Task goal » Send each entry back exactly as given, pictures excluded.

Data supplied »
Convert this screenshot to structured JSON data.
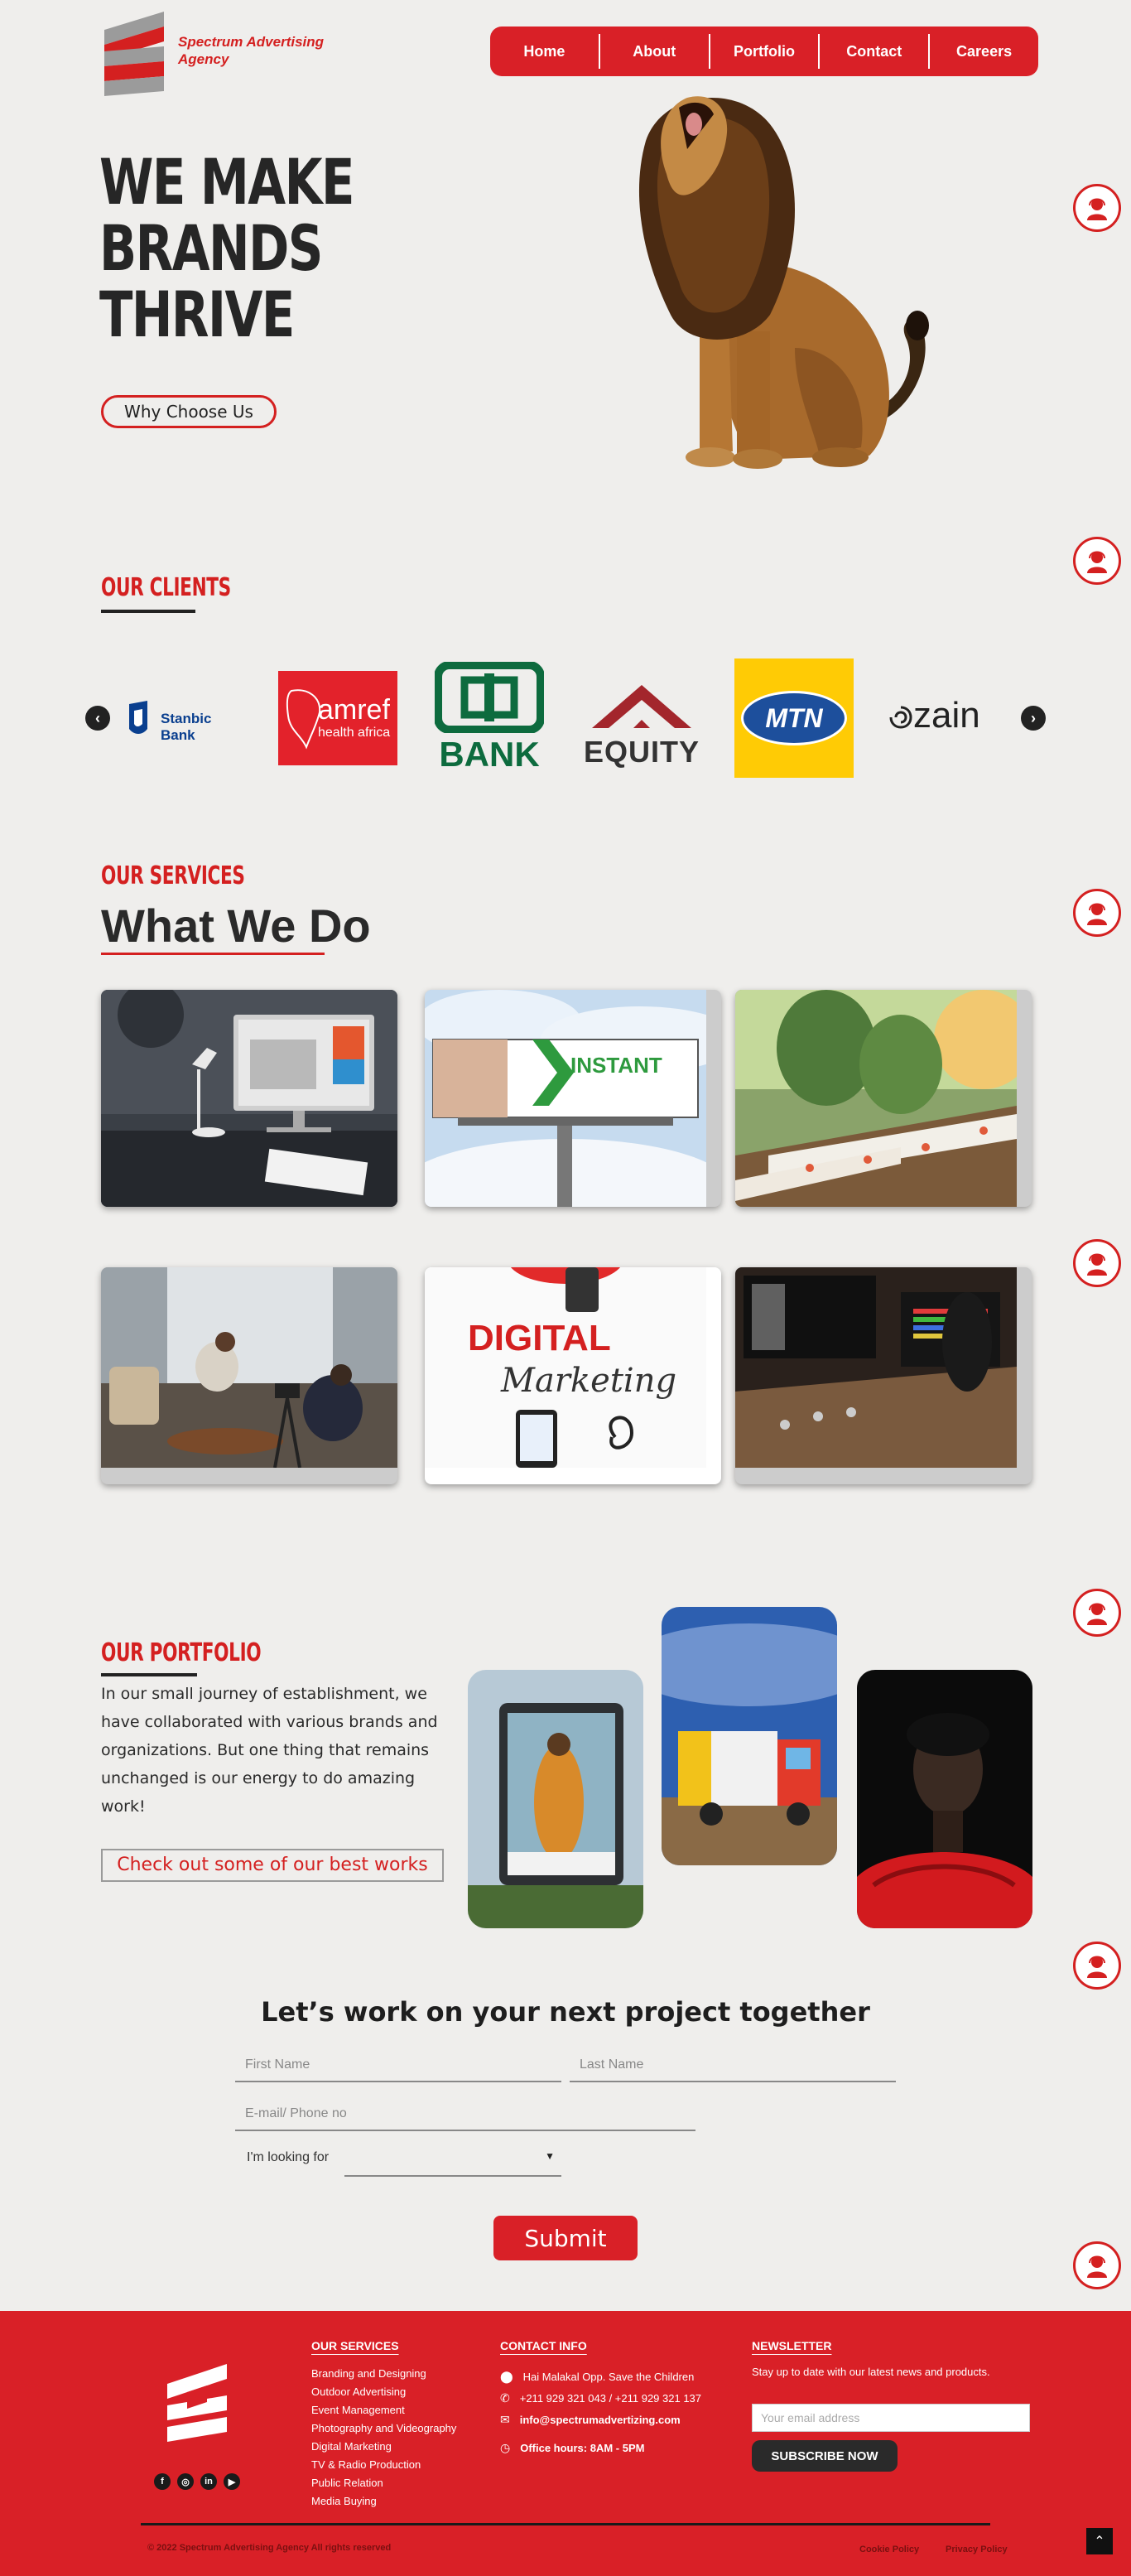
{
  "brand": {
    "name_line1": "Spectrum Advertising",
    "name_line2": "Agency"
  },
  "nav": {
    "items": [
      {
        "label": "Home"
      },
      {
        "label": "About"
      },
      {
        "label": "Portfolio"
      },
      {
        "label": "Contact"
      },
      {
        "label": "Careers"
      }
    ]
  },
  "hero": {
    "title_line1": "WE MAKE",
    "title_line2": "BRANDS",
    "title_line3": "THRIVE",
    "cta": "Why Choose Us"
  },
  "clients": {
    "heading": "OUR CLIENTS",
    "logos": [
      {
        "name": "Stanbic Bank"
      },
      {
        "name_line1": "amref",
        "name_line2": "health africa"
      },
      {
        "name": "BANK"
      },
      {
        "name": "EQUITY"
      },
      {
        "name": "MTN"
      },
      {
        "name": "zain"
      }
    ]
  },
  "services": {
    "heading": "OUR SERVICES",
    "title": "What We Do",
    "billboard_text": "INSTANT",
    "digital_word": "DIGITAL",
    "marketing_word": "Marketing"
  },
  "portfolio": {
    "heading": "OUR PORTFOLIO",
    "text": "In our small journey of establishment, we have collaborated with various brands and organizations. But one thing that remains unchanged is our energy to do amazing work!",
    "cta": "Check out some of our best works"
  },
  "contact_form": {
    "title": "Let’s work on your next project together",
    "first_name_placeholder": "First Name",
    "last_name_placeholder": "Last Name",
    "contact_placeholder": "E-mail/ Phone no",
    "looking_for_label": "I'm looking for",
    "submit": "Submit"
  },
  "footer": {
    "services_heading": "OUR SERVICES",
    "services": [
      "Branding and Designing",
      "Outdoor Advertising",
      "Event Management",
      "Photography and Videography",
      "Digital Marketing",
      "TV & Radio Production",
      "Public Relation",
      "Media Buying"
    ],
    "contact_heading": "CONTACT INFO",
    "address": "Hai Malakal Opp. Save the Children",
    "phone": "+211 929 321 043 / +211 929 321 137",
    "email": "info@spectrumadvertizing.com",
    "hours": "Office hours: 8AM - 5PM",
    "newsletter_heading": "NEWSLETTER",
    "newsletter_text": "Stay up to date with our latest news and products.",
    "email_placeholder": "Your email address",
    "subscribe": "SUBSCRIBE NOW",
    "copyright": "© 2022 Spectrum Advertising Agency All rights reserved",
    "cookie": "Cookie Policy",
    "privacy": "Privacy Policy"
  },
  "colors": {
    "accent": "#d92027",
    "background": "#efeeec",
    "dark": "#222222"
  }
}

The result »
Convert this screenshot to structured JSON data.
{
  "brand": {
    "name_line1": "Spectrum Advertising",
    "name_line2": "Agency"
  },
  "nav": {
    "items": [
      {
        "label": "Home"
      },
      {
        "label": "About"
      },
      {
        "label": "Portfolio"
      },
      {
        "label": "Contact"
      },
      {
        "label": "Careers"
      }
    ]
  },
  "hero": {
    "title_line1": "WE MAKE",
    "title_line2": "BRANDS",
    "title_line3": "THRIVE",
    "cta": "Why Choose Us"
  },
  "clients": {
    "heading": "OUR CLIENTS",
    "logos": [
      {
        "name": "Stanbic Bank"
      },
      {
        "name_line1": "amref",
        "name_line2": "health africa"
      },
      {
        "name": "BANK"
      },
      {
        "name": "EQUITY"
      },
      {
        "name": "MTN"
      },
      {
        "name": "zain"
      }
    ]
  },
  "services": {
    "heading": "OUR SERVICES",
    "title": "What We Do",
    "billboard_text": "INSTANT",
    "digital_word": "DIGITAL",
    "marketing_word": "Marketing"
  },
  "portfolio": {
    "heading": "OUR PORTFOLIO",
    "text": "In our small journey of establishment, we have collaborated with various brands and organizations. But one thing that remains unchanged is our energy to do amazing work!",
    "cta": "Check out some of our best works"
  },
  "contact_form": {
    "title": "Let’s work on your next project together",
    "first_name_placeholder": "First Name",
    "last_name_placeholder": "Last Name",
    "contact_placeholder": "E-mail/ Phone no",
    "looking_for_label": "I'm looking for",
    "submit": "Submit"
  },
  "footer": {
    "services_heading": "OUR SERVICES",
    "services": [
      "Branding and Designing",
      "Outdoor Advertising",
      "Event Management",
      "Photography and Videography",
      "Digital Marketing",
      "TV & Radio Production",
      "Public Relation",
      "Media Buying"
    ],
    "contact_heading": "CONTACT INFO",
    "address": "Hai Malakal Opp. Save the Children",
    "phone": "+211 929 321 043 / +211 929 321 137",
    "email": "info@spectrumadvertizing.com",
    "hours": "Office hours: 8AM - 5PM",
    "newsletter_heading": "NEWSLETTER",
    "newsletter_text": "Stay up to date with our latest news and products.",
    "email_placeholder": "Your email address",
    "subscribe": "SUBSCRIBE NOW",
    "copyright": "© 2022 Spectrum Advertising Agency All rights reserved",
    "cookie": "Cookie Policy",
    "privacy": "Privacy Policy"
  },
  "colors": {
    "accent": "#d92027",
    "background": "#efeeec",
    "dark": "#222222"
  }
}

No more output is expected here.